--- Start of PROVIDED DATA ---

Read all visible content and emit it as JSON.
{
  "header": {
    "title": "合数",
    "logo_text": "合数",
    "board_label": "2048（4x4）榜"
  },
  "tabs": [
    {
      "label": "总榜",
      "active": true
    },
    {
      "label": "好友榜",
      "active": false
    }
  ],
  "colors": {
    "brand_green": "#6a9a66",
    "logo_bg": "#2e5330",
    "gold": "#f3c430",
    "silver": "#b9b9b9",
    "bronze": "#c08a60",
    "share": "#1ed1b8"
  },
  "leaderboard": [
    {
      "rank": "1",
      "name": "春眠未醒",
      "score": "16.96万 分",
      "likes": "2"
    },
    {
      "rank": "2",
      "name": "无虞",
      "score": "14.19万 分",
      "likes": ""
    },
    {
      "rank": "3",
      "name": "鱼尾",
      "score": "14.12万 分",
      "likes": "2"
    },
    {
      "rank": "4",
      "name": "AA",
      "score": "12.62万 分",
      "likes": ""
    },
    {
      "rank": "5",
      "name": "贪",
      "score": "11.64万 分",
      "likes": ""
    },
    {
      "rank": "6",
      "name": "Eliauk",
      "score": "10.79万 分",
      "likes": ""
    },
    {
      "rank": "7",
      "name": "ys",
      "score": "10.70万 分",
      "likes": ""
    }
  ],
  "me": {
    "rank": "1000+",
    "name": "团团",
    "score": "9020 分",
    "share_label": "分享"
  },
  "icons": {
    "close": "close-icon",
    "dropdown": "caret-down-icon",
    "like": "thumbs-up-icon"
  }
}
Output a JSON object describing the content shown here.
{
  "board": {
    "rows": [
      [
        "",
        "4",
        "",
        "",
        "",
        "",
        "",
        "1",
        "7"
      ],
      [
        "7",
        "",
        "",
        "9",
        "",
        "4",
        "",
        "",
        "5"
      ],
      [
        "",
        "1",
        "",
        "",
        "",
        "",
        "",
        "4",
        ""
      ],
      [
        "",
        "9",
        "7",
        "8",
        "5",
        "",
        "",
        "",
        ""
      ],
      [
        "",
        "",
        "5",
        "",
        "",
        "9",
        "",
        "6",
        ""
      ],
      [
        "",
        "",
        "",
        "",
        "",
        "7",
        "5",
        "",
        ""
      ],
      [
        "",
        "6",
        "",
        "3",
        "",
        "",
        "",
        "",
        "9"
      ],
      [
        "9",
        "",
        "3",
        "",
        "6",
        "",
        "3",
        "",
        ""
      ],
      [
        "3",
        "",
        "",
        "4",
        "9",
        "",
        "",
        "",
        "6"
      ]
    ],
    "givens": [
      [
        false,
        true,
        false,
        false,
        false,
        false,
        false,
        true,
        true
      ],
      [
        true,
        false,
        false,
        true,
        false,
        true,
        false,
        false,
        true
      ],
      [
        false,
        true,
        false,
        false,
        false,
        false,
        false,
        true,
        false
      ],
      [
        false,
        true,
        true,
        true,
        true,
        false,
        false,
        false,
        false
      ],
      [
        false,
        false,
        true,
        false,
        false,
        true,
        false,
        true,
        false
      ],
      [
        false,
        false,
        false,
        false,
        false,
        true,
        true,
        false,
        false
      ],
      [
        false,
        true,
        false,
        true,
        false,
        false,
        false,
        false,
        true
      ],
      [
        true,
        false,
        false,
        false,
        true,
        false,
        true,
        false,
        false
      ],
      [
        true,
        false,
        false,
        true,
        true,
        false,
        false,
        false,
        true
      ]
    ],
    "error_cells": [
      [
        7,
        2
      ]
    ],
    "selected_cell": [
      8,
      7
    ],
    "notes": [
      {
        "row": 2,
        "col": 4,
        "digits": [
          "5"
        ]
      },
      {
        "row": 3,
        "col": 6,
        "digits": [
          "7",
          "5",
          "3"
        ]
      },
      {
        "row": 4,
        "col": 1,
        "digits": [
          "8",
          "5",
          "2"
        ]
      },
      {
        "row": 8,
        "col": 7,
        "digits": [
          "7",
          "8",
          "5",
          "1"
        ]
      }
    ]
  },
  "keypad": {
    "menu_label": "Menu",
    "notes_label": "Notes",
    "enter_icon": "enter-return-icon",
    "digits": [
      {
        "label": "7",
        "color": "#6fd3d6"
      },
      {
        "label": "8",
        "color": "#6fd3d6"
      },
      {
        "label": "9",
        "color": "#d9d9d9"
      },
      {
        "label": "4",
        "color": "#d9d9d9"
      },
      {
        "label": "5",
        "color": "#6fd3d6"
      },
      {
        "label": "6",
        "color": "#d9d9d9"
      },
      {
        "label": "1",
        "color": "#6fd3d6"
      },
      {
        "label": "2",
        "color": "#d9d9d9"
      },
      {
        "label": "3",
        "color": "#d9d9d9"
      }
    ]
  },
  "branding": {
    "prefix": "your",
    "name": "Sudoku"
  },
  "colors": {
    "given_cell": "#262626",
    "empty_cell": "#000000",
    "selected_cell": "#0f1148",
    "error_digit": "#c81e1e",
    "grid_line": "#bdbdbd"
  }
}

--- End of PROVIDED DATA ---

WHAT YOU SHOULD DO
Pick out each line containing the string "score" and copy it.

THE COMPLETED TASK
      "score": "16.96万 分",
      "score": "14.19万 分",
      "score": "14.12万 分",
      "score": "12.62万 分",
      "score": "11.64万 分",
      "score": "10.79万 分",
      "score": "10.70万 分",
    "score": "9020 分",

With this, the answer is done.